● **Given records**:
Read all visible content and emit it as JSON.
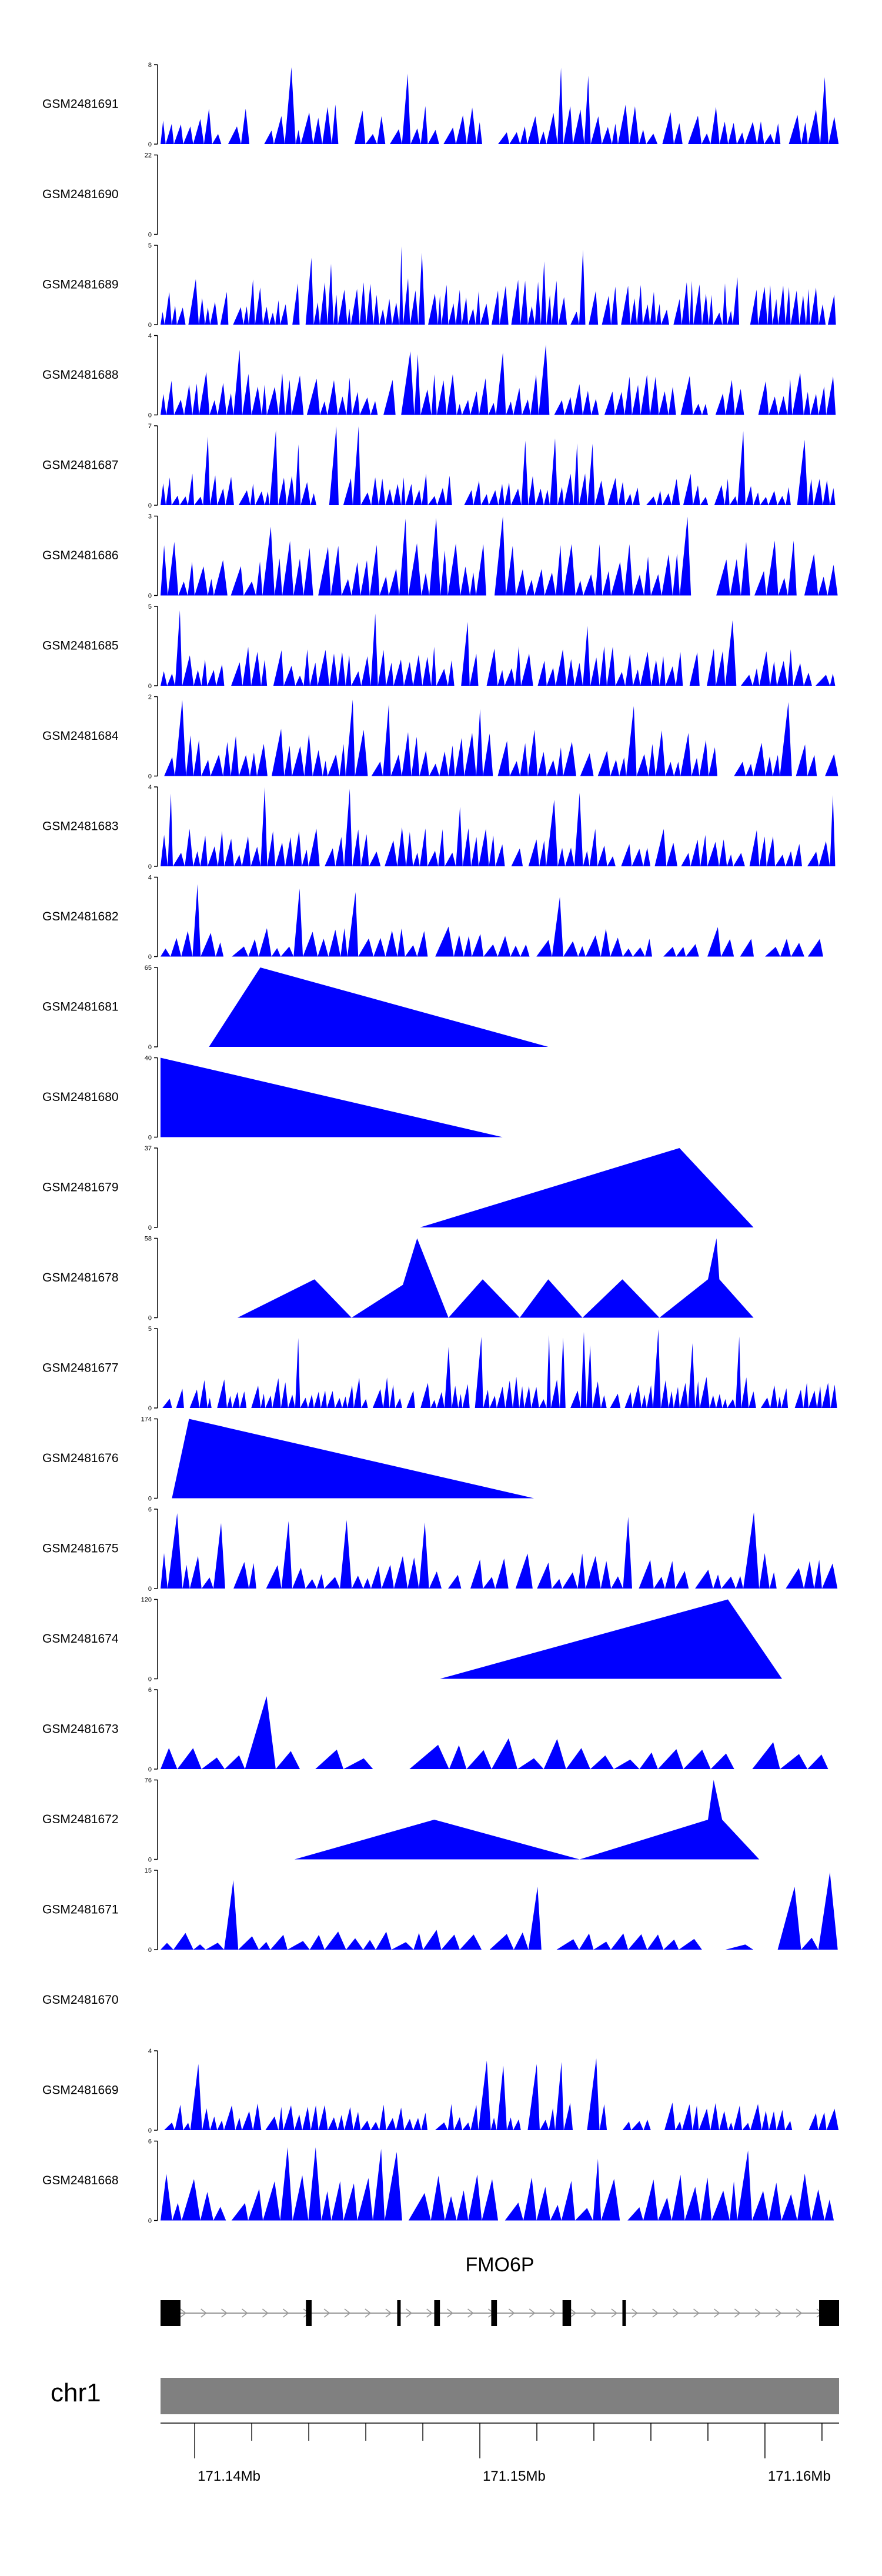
{
  "chart_data": {
    "type": "area",
    "colors": {
      "fill": "#0000ff",
      "axis": "#000000",
      "chrom_bar": "#808080",
      "gene": "#000000"
    },
    "tracks": [
      {
        "name": "GSM2481691",
        "ylim": [
          0,
          8
        ],
        "tick_labels": [
          "0",
          "8"
        ]
      },
      {
        "name": "GSM2481690",
        "ylim": [
          0,
          22
        ],
        "tick_labels": [
          "0",
          "22"
        ]
      },
      {
        "name": "GSM2481689",
        "ylim": [
          0,
          5
        ],
        "tick_labels": [
          "0",
          "5"
        ]
      },
      {
        "name": "GSM2481688",
        "ylim": [
          0,
          4
        ],
        "tick_labels": [
          "0",
          "4"
        ]
      },
      {
        "name": "GSM2481687",
        "ylim": [
          0,
          7
        ],
        "tick_labels": [
          "0",
          "7"
        ]
      },
      {
        "name": "GSM2481686",
        "ylim": [
          0,
          3
        ],
        "tick_labels": [
          "0",
          "3"
        ]
      },
      {
        "name": "GSM2481685",
        "ylim": [
          0,
          5
        ],
        "tick_labels": [
          "0",
          "5"
        ]
      },
      {
        "name": "GSM2481684",
        "ylim": [
          0,
          2
        ],
        "tick_labels": [
          "0",
          "2"
        ]
      },
      {
        "name": "GSM2481683",
        "ylim": [
          0,
          4
        ],
        "tick_labels": [
          "0",
          "4"
        ]
      },
      {
        "name": "GSM2481682",
        "ylim": [
          0,
          4
        ],
        "tick_labels": [
          "0",
          "4"
        ]
      },
      {
        "name": "GSM2481681",
        "ylim": [
          0,
          65
        ],
        "tick_labels": [
          "0",
          "65"
        ],
        "segments": [
          [
            171.1405,
            0
          ],
          [
            171.1423,
            65
          ],
          [
            171.1524,
            0
          ]
        ]
      },
      {
        "name": "GSM2481680",
        "ylim": [
          0,
          40
        ],
        "tick_labels": [
          "0",
          "40"
        ],
        "segments": [
          [
            171.1388,
            0
          ],
          [
            171.1388,
            40
          ],
          [
            171.1508,
            0
          ]
        ]
      },
      {
        "name": "GSM2481679",
        "ylim": [
          0,
          37
        ],
        "tick_labels": [
          "0",
          "37"
        ],
        "segments": [
          [
            171.1479,
            0
          ],
          [
            171.157,
            37
          ],
          [
            171.1596,
            0
          ]
        ]
      },
      {
        "name": "GSM2481678",
        "ylim": [
          0,
          58
        ],
        "tick_labels": [
          "0",
          "58"
        ],
        "segments": [
          [
            171.1415,
            0
          ],
          [
            171.1442,
            28
          ],
          [
            171.1455,
            0
          ],
          [
            171.1473,
            24
          ],
          [
            171.1478,
            58
          ],
          [
            171.1489,
            0
          ],
          [
            171.1501,
            28
          ],
          [
            171.1514,
            0
          ],
          [
            171.1524,
            28
          ],
          [
            171.1536,
            0
          ],
          [
            171.155,
            28
          ],
          [
            171.1563,
            0
          ],
          [
            171.158,
            28
          ],
          [
            171.1583,
            58
          ],
          [
            171.1584,
            28
          ],
          [
            171.1596,
            0
          ]
        ]
      },
      {
        "name": "GSM2481677",
        "ylim": [
          0,
          5
        ],
        "tick_labels": [
          "0",
          "5"
        ]
      },
      {
        "name": "GSM2481676",
        "ylim": [
          0,
          174
        ],
        "tick_labels": [
          "0",
          "174"
        ],
        "segments": [
          [
            171.1392,
            0
          ],
          [
            171.1398,
            174
          ],
          [
            171.1519,
            0
          ]
        ]
      },
      {
        "name": "GSM2481675",
        "ylim": [
          0,
          6
        ],
        "tick_labels": [
          "0",
          "6"
        ]
      },
      {
        "name": "GSM2481674",
        "ylim": [
          0,
          120
        ],
        "tick_labels": [
          "0",
          "120"
        ],
        "segments": [
          [
            171.1486,
            0
          ],
          [
            171.1587,
            120
          ],
          [
            171.1606,
            0
          ]
        ]
      },
      {
        "name": "GSM2481673",
        "ylim": [
          0,
          6
        ],
        "tick_labels": [
          "0",
          "6"
        ]
      },
      {
        "name": "GSM2481672",
        "ylim": [
          0,
          76
        ],
        "tick_labels": [
          "0",
          "76"
        ],
        "segments": [
          [
            171.1435,
            0
          ],
          [
            171.1484,
            38
          ],
          [
            171.1535,
            0
          ],
          [
            171.158,
            38
          ],
          [
            171.1582,
            76
          ],
          [
            171.1585,
            38
          ],
          [
            171.1598,
            0
          ]
        ]
      },
      {
        "name": "GSM2481671",
        "ylim": [
          0,
          15
        ],
        "tick_labels": [
          "0",
          "15"
        ]
      },
      {
        "name": "GSM2481670",
        "ylim": null,
        "tick_labels": []
      },
      {
        "name": "GSM2481669",
        "ylim": [
          0,
          4
        ],
        "tick_labels": [
          "0",
          "4"
        ]
      },
      {
        "name": "GSM2481668",
        "ylim": [
          0,
          6
        ],
        "tick_labels": [
          "0",
          "6"
        ]
      }
    ],
    "gene": {
      "name": "FMO6P",
      "strand": "+",
      "start": 171.1388,
      "end": 171.1626,
      "exons": [
        [
          171.1388,
          171.1395
        ],
        [
          171.1439,
          171.1441
        ],
        [
          171.1471,
          171.1472
        ],
        [
          171.1484,
          171.1486
        ],
        [
          171.1504,
          171.1506
        ],
        [
          171.1529,
          171.1532
        ],
        [
          171.155,
          171.1551
        ],
        [
          171.1619,
          171.1626
        ]
      ]
    },
    "chromosome": {
      "label": "chr1"
    },
    "genome_axis": {
      "unit": "Mb",
      "range": [
        171.1388,
        171.1626
      ],
      "labeled_ticks": [
        171.14,
        171.15,
        171.16
      ],
      "tick_labels": [
        "171.14Mb",
        "171.15Mb",
        "171.16Mb"
      ],
      "minor_tick_step": 0.002
    }
  }
}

● **Problem**: A word-for-word copy of the entries above is needed, with every picture dropped.

● **Solution for this exercise**:
Read all visible content and emit it as JSON.
{
  "chart_data": {
    "type": "area",
    "colors": {
      "fill": "#0000ff",
      "axis": "#000000",
      "chrom_bar": "#808080",
      "gene": "#000000"
    },
    "tracks": [
      {
        "name": "GSM2481691",
        "ylim": [
          0,
          8
        ],
        "tick_labels": [
          "0",
          "8"
        ]
      },
      {
        "name": "GSM2481690",
        "ylim": [
          0,
          22
        ],
        "tick_labels": [
          "0",
          "22"
        ]
      },
      {
        "name": "GSM2481689",
        "ylim": [
          0,
          5
        ],
        "tick_labels": [
          "0",
          "5"
        ]
      },
      {
        "name": "GSM2481688",
        "ylim": [
          0,
          4
        ],
        "tick_labels": [
          "0",
          "4"
        ]
      },
      {
        "name": "GSM2481687",
        "ylim": [
          0,
          7
        ],
        "tick_labels": [
          "0",
          "7"
        ]
      },
      {
        "name": "GSM2481686",
        "ylim": [
          0,
          3
        ],
        "tick_labels": [
          "0",
          "3"
        ]
      },
      {
        "name": "GSM2481685",
        "ylim": [
          0,
          5
        ],
        "tick_labels": [
          "0",
          "5"
        ]
      },
      {
        "name": "GSM2481684",
        "ylim": [
          0,
          2
        ],
        "tick_labels": [
          "0",
          "2"
        ]
      },
      {
        "name": "GSM2481683",
        "ylim": [
          0,
          4
        ],
        "tick_labels": [
          "0",
          "4"
        ]
      },
      {
        "name": "GSM2481682",
        "ylim": [
          0,
          4
        ],
        "tick_labels": [
          "0",
          "4"
        ]
      },
      {
        "name": "GSM2481681",
        "ylim": [
          0,
          65
        ],
        "tick_labels": [
          "0",
          "65"
        ],
        "segments": [
          [
            171.1405,
            0
          ],
          [
            171.1423,
            65
          ],
          [
            171.1524,
            0
          ]
        ]
      },
      {
        "name": "GSM2481680",
        "ylim": [
          0,
          40
        ],
        "tick_labels": [
          "0",
          "40"
        ],
        "segments": [
          [
            171.1388,
            0
          ],
          [
            171.1388,
            40
          ],
          [
            171.1508,
            0
          ]
        ]
      },
      {
        "name": "GSM2481679",
        "ylim": [
          0,
          37
        ],
        "tick_labels": [
          "0",
          "37"
        ],
        "segments": [
          [
            171.1479,
            0
          ],
          [
            171.157,
            37
          ],
          [
            171.1596,
            0
          ]
        ]
      },
      {
        "name": "GSM2481678",
        "ylim": [
          0,
          58
        ],
        "tick_labels": [
          "0",
          "58"
        ],
        "segments": [
          [
            171.1415,
            0
          ],
          [
            171.1442,
            28
          ],
          [
            171.1455,
            0
          ],
          [
            171.1473,
            24
          ],
          [
            171.1478,
            58
          ],
          [
            171.1489,
            0
          ],
          [
            171.1501,
            28
          ],
          [
            171.1514,
            0
          ],
          [
            171.1524,
            28
          ],
          [
            171.1536,
            0
          ],
          [
            171.155,
            28
          ],
          [
            171.1563,
            0
          ],
          [
            171.158,
            28
          ],
          [
            171.1583,
            58
          ],
          [
            171.1584,
            28
          ],
          [
            171.1596,
            0
          ]
        ]
      },
      {
        "name": "GSM2481677",
        "ylim": [
          0,
          5
        ],
        "tick_labels": [
          "0",
          "5"
        ]
      },
      {
        "name": "GSM2481676",
        "ylim": [
          0,
          174
        ],
        "tick_labels": [
          "0",
          "174"
        ],
        "segments": [
          [
            171.1392,
            0
          ],
          [
            171.1398,
            174
          ],
          [
            171.1519,
            0
          ]
        ]
      },
      {
        "name": "GSM2481675",
        "ylim": [
          0,
          6
        ],
        "tick_labels": [
          "0",
          "6"
        ]
      },
      {
        "name": "GSM2481674",
        "ylim": [
          0,
          120
        ],
        "tick_labels": [
          "0",
          "120"
        ],
        "segments": [
          [
            171.1486,
            0
          ],
          [
            171.1587,
            120
          ],
          [
            171.1606,
            0
          ]
        ]
      },
      {
        "name": "GSM2481673",
        "ylim": [
          0,
          6
        ],
        "tick_labels": [
          "0",
          "6"
        ]
      },
      {
        "name": "GSM2481672",
        "ylim": [
          0,
          76
        ],
        "tick_labels": [
          "0",
          "76"
        ],
        "segments": [
          [
            171.1435,
            0
          ],
          [
            171.1484,
            38
          ],
          [
            171.1535,
            0
          ],
          [
            171.158,
            38
          ],
          [
            171.1582,
            76
          ],
          [
            171.1585,
            38
          ],
          [
            171.1598,
            0
          ]
        ]
      },
      {
        "name": "GSM2481671",
        "ylim": [
          0,
          15
        ],
        "tick_labels": [
          "0",
          "15"
        ]
      },
      {
        "name": "GSM2481670",
        "ylim": null,
        "tick_labels": []
      },
      {
        "name": "GSM2481669",
        "ylim": [
          0,
          4
        ],
        "tick_labels": [
          "0",
          "4"
        ]
      },
      {
        "name": "GSM2481668",
        "ylim": [
          0,
          6
        ],
        "tick_labels": [
          "0",
          "6"
        ]
      }
    ],
    "gene": {
      "name": "FMO6P",
      "strand": "+",
      "start": 171.1388,
      "end": 171.1626,
      "exons": [
        [
          171.1388,
          171.1395
        ],
        [
          171.1439,
          171.1441
        ],
        [
          171.1471,
          171.1472
        ],
        [
          171.1484,
          171.1486
        ],
        [
          171.1504,
          171.1506
        ],
        [
          171.1529,
          171.1532
        ],
        [
          171.155,
          171.1551
        ],
        [
          171.1619,
          171.1626
        ]
      ]
    },
    "chromosome": {
      "label": "chr1"
    },
    "genome_axis": {
      "unit": "Mb",
      "range": [
        171.1388,
        171.1626
      ],
      "labeled_ticks": [
        171.14,
        171.15,
        171.16
      ],
      "tick_labels": [
        "171.14Mb",
        "171.15Mb",
        "171.16Mb"
      ],
      "minor_tick_step": 0.002
    }
  }
}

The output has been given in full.